### Task to complete
Word for word, restate every line of the listing that follows.

### Supplied material
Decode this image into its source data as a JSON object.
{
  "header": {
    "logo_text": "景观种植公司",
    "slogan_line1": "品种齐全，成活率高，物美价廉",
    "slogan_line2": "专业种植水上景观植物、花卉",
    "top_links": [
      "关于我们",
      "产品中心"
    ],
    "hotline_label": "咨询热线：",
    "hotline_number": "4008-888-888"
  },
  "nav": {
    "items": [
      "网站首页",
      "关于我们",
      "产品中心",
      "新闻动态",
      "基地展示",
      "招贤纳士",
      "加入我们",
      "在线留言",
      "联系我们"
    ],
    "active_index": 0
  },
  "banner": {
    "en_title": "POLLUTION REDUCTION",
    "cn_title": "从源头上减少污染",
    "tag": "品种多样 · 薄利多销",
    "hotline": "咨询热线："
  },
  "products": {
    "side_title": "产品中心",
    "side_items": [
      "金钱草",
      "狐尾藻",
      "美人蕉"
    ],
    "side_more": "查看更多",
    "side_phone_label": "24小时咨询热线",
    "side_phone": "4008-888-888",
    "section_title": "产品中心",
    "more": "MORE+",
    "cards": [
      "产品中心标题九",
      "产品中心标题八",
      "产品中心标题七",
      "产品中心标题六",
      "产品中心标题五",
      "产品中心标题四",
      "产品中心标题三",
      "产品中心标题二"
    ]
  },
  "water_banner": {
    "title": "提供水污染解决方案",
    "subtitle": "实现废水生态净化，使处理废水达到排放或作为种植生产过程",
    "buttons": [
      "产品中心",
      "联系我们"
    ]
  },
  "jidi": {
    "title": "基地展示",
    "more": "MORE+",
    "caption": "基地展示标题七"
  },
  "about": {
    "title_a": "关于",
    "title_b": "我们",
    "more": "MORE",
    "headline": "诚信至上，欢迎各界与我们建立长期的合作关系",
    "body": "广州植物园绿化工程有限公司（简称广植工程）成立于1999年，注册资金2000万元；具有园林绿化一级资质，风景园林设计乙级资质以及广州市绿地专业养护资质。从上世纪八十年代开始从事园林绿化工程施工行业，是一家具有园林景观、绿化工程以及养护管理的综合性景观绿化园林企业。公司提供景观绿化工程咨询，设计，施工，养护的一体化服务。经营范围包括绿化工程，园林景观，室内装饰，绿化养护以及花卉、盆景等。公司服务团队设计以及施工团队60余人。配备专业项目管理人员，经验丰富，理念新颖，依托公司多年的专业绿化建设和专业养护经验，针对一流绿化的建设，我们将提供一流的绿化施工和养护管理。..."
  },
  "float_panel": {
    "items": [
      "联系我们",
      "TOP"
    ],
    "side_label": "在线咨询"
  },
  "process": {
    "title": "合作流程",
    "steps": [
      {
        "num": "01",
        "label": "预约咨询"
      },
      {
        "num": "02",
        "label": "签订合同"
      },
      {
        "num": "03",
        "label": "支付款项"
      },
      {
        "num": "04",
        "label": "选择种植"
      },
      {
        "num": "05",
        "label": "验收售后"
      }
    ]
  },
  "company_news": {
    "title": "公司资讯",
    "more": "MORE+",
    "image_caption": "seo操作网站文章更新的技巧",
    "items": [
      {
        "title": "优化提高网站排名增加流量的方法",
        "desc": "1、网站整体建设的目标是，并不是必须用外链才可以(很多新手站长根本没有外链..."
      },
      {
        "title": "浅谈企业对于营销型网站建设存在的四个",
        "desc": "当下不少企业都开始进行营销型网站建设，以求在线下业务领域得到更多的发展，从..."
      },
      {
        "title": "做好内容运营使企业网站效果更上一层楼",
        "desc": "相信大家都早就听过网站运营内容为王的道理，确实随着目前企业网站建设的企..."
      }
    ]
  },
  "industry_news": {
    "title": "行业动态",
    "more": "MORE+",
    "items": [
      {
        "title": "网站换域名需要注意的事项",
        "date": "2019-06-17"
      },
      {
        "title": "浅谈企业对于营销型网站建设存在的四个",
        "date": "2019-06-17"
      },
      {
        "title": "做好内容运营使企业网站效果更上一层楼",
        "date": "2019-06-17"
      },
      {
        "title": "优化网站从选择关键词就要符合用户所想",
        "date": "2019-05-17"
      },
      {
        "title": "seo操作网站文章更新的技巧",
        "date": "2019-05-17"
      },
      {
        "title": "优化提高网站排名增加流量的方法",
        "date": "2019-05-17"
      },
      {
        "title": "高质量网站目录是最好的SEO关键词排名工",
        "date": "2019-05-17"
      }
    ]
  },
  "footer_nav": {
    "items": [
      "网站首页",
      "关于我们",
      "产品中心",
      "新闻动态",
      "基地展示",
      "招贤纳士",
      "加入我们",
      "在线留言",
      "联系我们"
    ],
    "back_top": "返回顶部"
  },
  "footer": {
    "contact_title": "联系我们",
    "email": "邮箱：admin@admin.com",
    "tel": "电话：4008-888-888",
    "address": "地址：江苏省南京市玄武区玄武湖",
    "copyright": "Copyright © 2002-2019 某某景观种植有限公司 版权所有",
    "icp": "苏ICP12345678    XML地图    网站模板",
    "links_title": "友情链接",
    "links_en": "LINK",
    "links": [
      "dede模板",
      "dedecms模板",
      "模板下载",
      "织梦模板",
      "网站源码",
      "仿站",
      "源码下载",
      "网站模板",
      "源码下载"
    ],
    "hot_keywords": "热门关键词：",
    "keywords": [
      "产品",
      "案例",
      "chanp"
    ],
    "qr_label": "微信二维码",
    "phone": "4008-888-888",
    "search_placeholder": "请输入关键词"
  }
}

### Final result
Decode this image into its source data as a JSON object.
{
  "header": {
    "logo_text": "景观种植公司",
    "slogan_line1": "品种齐全，成活率高，物美价廉",
    "slogan_line2": "专业种植水上景观植物、花卉",
    "top_links": [
      "关于我们",
      "产品中心"
    ],
    "hotline_label": "咨询热线：",
    "hotline_number": "4008-888-888"
  },
  "nav": {
    "items": [
      "网站首页",
      "关于我们",
      "产品中心",
      "新闻动态",
      "基地展示",
      "招贤纳士",
      "加入我们",
      "在线留言",
      "联系我们"
    ],
    "active_index": 0
  },
  "banner": {
    "en_title": "POLLUTION REDUCTION",
    "cn_title": "从源头上减少污染",
    "tag": "品种多样 · 薄利多销",
    "hotline": "咨询热线："
  },
  "products": {
    "side_title": "产品中心",
    "side_items": [
      "金钱草",
      "狐尾藻",
      "美人蕉"
    ],
    "side_more": "查看更多",
    "side_phone_label": "24小时咨询热线",
    "side_phone": "4008-888-888",
    "section_title": "产品中心",
    "more": "MORE+",
    "cards": [
      "产品中心标题九",
      "产品中心标题八",
      "产品中心标题七",
      "产品中心标题六",
      "产品中心标题五",
      "产品中心标题四",
      "产品中心标题三",
      "产品中心标题二"
    ]
  },
  "water_banner": {
    "title": "提供水污染解决方案",
    "subtitle": "实现废水生态净化，使处理废水达到排放或作为种植生产过程",
    "buttons": [
      "产品中心",
      "联系我们"
    ]
  },
  "jidi": {
    "title": "基地展示",
    "more": "MORE+",
    "caption": "基地展示标题七"
  },
  "about": {
    "title_a": "关于",
    "title_b": "我们",
    "more": "MORE",
    "headline": "诚信至上，欢迎各界与我们建立长期的合作关系",
    "body": "广州植物园绿化工程有限公司（简称广植工程）成立于1999年，注册资金2000万元；具有园林绿化一级资质，风景园林设计乙级资质以及广州市绿地专业养护资质。从上世纪八十年代开始从事园林绿化工程施工行业，是一家具有园林景观、绿化工程以及养护管理的综合性景观绿化园林企业。公司提供景观绿化工程咨询，设计，施工，养护的一体化服务。经营范围包括绿化工程，园林景观，室内装饰，绿化养护以及花卉、盆景等。公司服务团队设计以及施工团队60余人。配备专业项目管理人员，经验丰富，理念新颖，依托公司多年的专业绿化建设和专业养护经验，针对一流绿化的建设，我们将提供一流的绿化施工和养护管理。..."
  },
  "float_panel": {
    "items": [
      "联系我们",
      "TOP"
    ],
    "side_label": "在线咨询"
  },
  "process": {
    "title": "合作流程",
    "steps": [
      {
        "num": "01",
        "label": "预约咨询"
      },
      {
        "num": "02",
        "label": "签订合同"
      },
      {
        "num": "03",
        "label": "支付款项"
      },
      {
        "num": "04",
        "label": "选择种植"
      },
      {
        "num": "05",
        "label": "验收售后"
      }
    ]
  },
  "company_news": {
    "title": "公司资讯",
    "more": "MORE+",
    "image_caption": "seo操作网站文章更新的技巧",
    "items": [
      {
        "title": "优化提高网站排名增加流量的方法",
        "desc": "1、网站整体建设的目标是，并不是必须用外链才可以(很多新手站长根本没有外链..."
      },
      {
        "title": "浅谈企业对于营销型网站建设存在的四个",
        "desc": "当下不少企业都开始进行营销型网站建设，以求在线下业务领域得到更多的发展，从..."
      },
      {
        "title": "做好内容运营使企业网站效果更上一层楼",
        "desc": "相信大家都早就听过网站运营内容为王的道理，确实随着目前企业网站建设的企..."
      }
    ]
  },
  "industry_news": {
    "title": "行业动态",
    "more": "MORE+",
    "items": [
      {
        "title": "网站换域名需要注意的事项",
        "date": "2019-06-17"
      },
      {
        "title": "浅谈企业对于营销型网站建设存在的四个",
        "date": "2019-06-17"
      },
      {
        "title": "做好内容运营使企业网站效果更上一层楼",
        "date": "2019-06-17"
      },
      {
        "title": "优化网站从选择关键词就要符合用户所想",
        "date": "2019-05-17"
      },
      {
        "title": "seo操作网站文章更新的技巧",
        "date": "2019-05-17"
      },
      {
        "title": "优化提高网站排名增加流量的方法",
        "date": "2019-05-17"
      },
      {
        "title": "高质量网站目录是最好的SEO关键词排名工",
        "date": "2019-05-17"
      }
    ]
  },
  "footer_nav": {
    "items": [
      "网站首页",
      "关于我们",
      "产品中心",
      "新闻动态",
      "基地展示",
      "招贤纳士",
      "加入我们",
      "在线留言",
      "联系我们"
    ],
    "back_top": "返回顶部"
  },
  "footer": {
    "contact_title": "联系我们",
    "email": "邮箱：admin@admin.com",
    "tel": "电话：4008-888-888",
    "address": "地址：江苏省南京市玄武区玄武湖",
    "copyright": "Copyright © 2002-2019 某某景观种植有限公司 版权所有",
    "icp": "苏ICP12345678    XML地图    网站模板",
    "links_title": "友情链接",
    "links_en": "LINK",
    "links": [
      "dede模板",
      "dedecms模板",
      "模板下载",
      "织梦模板",
      "网站源码",
      "仿站",
      "源码下载",
      "网站模板",
      "源码下载"
    ],
    "hot_keywords": "热门关键词：",
    "keywords": [
      "产品",
      "案例",
      "chanp"
    ],
    "qr_label": "微信二维码",
    "phone": "4008-888-888",
    "search_placeholder": "请输入关键词"
  }
}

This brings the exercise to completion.